◆ GOAL ◆
Omit the pictures, then reproduce every remaining record exactly.

[Dataset excerpts]
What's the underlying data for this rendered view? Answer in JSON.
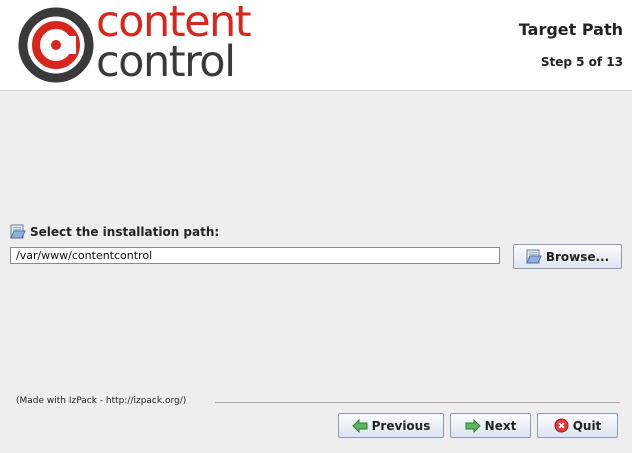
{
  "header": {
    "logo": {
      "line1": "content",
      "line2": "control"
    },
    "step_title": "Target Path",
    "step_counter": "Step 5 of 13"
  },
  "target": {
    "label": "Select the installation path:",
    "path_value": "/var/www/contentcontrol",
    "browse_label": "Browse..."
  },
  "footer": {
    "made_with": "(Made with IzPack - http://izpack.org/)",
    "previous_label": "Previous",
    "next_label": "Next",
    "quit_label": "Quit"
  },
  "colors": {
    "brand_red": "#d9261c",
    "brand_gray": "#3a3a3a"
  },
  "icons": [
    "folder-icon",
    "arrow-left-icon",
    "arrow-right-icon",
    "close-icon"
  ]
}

◆ THE COMPLETED TASK ◆
What's the underlying data for this rendered view? Answer in JSON.
{
  "header": {
    "logo": {
      "line1": "content",
      "line2": "control"
    },
    "step_title": "Target Path",
    "step_counter": "Step 5 of 13"
  },
  "target": {
    "label": "Select the installation path:",
    "path_value": "/var/www/contentcontrol",
    "browse_label": "Browse..."
  },
  "footer": {
    "made_with": "(Made with IzPack - http://izpack.org/)",
    "previous_label": "Previous",
    "next_label": "Next",
    "quit_label": "Quit"
  },
  "colors": {
    "brand_red": "#d9261c",
    "brand_gray": "#3a3a3a"
  },
  "icons": [
    "folder-icon",
    "arrow-left-icon",
    "arrow-right-icon",
    "close-icon"
  ]
}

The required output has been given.